(Records from a collection of figures)
######

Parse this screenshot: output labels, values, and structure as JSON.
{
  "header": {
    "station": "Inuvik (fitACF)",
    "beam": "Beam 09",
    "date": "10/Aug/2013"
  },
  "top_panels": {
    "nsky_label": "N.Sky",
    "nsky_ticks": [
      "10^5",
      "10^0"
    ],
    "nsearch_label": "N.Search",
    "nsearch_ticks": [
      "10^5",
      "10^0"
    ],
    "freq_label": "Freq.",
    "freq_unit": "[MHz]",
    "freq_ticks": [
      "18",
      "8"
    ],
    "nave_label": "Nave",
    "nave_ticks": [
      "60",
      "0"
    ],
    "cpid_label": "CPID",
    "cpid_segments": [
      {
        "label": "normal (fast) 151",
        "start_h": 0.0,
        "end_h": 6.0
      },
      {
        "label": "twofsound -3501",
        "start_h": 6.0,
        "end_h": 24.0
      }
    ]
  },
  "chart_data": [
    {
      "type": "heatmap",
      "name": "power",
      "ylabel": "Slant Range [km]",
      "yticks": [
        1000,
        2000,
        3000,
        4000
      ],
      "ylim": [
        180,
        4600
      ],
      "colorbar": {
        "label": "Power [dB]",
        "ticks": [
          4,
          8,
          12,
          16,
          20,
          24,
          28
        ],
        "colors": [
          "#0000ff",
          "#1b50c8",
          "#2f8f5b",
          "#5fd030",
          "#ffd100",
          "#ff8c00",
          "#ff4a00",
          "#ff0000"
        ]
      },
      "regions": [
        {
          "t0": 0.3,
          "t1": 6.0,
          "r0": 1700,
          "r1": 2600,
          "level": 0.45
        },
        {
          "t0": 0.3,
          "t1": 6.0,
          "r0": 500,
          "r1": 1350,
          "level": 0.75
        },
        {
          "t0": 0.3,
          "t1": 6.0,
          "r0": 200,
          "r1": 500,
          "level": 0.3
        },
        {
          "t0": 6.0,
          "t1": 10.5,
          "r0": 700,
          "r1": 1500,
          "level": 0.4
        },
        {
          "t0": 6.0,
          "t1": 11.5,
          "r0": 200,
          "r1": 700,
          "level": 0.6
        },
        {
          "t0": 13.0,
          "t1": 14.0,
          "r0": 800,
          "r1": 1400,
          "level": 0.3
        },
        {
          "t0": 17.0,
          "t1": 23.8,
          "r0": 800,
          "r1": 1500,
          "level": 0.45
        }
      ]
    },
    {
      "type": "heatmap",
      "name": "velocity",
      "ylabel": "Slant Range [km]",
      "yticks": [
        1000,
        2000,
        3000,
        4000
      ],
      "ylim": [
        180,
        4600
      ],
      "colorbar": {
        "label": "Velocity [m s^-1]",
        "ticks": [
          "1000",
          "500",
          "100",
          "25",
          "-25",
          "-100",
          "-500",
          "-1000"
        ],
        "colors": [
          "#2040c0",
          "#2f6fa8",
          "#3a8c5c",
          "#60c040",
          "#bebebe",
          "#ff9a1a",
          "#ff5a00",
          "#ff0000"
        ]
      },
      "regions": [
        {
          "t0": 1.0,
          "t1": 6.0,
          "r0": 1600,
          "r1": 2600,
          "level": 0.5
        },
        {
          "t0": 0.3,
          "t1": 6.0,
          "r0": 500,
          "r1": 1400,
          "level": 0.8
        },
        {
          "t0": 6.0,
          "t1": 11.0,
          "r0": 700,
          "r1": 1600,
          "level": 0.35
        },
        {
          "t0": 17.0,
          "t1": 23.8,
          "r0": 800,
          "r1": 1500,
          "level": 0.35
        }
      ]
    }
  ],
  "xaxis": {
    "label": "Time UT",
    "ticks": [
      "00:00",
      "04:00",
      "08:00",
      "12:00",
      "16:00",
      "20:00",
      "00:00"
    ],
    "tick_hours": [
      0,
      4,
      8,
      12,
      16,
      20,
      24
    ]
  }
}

######

**EXERCISE GOAL**
Print the listing above in full, exactly as it is.

**WRITTEN ANSWER**
Parse this screenshot: output labels, values, and structure as JSON.
{
  "header": {
    "station": "Inuvik (fitACF)",
    "beam": "Beam 09",
    "date": "10/Aug/2013"
  },
  "top_panels": {
    "nsky_label": "N.Sky",
    "nsky_ticks": [
      "10^5",
      "10^0"
    ],
    "nsearch_label": "N.Search",
    "nsearch_ticks": [
      "10^5",
      "10^0"
    ],
    "freq_label": "Freq.",
    "freq_unit": "[MHz]",
    "freq_ticks": [
      "18",
      "8"
    ],
    "nave_label": "Nave",
    "nave_ticks": [
      "60",
      "0"
    ],
    "cpid_label": "CPID",
    "cpid_segments": [
      {
        "label": "normal (fast) 151",
        "start_h": 0.0,
        "end_h": 6.0
      },
      {
        "label": "twofsound -3501",
        "start_h": 6.0,
        "end_h": 24.0
      }
    ]
  },
  "chart_data": [
    {
      "type": "heatmap",
      "name": "power",
      "ylabel": "Slant Range [km]",
      "yticks": [
        1000,
        2000,
        3000,
        4000
      ],
      "ylim": [
        180,
        4600
      ],
      "colorbar": {
        "label": "Power [dB]",
        "ticks": [
          4,
          8,
          12,
          16,
          20,
          24,
          28
        ],
        "colors": [
          "#0000ff",
          "#1b50c8",
          "#2f8f5b",
          "#5fd030",
          "#ffd100",
          "#ff8c00",
          "#ff4a00",
          "#ff0000"
        ]
      },
      "regions": [
        {
          "t0": 0.3,
          "t1": 6.0,
          "r0": 1700,
          "r1": 2600,
          "level": 0.45
        },
        {
          "t0": 0.3,
          "t1": 6.0,
          "r0": 500,
          "r1": 1350,
          "level": 0.75
        },
        {
          "t0": 0.3,
          "t1": 6.0,
          "r0": 200,
          "r1": 500,
          "level": 0.3
        },
        {
          "t0": 6.0,
          "t1": 10.5,
          "r0": 700,
          "r1": 1500,
          "level": 0.4
        },
        {
          "t0": 6.0,
          "t1": 11.5,
          "r0": 200,
          "r1": 700,
          "level": 0.6
        },
        {
          "t0": 13.0,
          "t1": 14.0,
          "r0": 800,
          "r1": 1400,
          "level": 0.3
        },
        {
          "t0": 17.0,
          "t1": 23.8,
          "r0": 800,
          "r1": 1500,
          "level": 0.45
        }
      ]
    },
    {
      "type": "heatmap",
      "name": "velocity",
      "ylabel": "Slant Range [km]",
      "yticks": [
        1000,
        2000,
        3000,
        4000
      ],
      "ylim": [
        180,
        4600
      ],
      "colorbar": {
        "label": "Velocity [m s^-1]",
        "ticks": [
          "1000",
          "500",
          "100",
          "25",
          "-25",
          "-100",
          "-500",
          "-1000"
        ],
        "colors": [
          "#2040c0",
          "#2f6fa8",
          "#3a8c5c",
          "#60c040",
          "#bebebe",
          "#ff9a1a",
          "#ff5a00",
          "#ff0000"
        ]
      },
      "regions": [
        {
          "t0": 1.0,
          "t1": 6.0,
          "r0": 1600,
          "r1": 2600,
          "level": 0.5
        },
        {
          "t0": 0.3,
          "t1": 6.0,
          "r0": 500,
          "r1": 1400,
          "level": 0.8
        },
        {
          "t0": 6.0,
          "t1": 11.0,
          "r0": 700,
          "r1": 1600,
          "level": 0.35
        },
        {
          "t0": 17.0,
          "t1": 23.8,
          "r0": 800,
          "r1": 1500,
          "level": 0.35
        }
      ]
    }
  ],
  "xaxis": {
    "label": "Time UT",
    "ticks": [
      "00:00",
      "04:00",
      "08:00",
      "12:00",
      "16:00",
      "20:00",
      "00:00"
    ],
    "tick_hours": [
      0,
      4,
      8,
      12,
      16,
      20,
      24
    ]
  }
}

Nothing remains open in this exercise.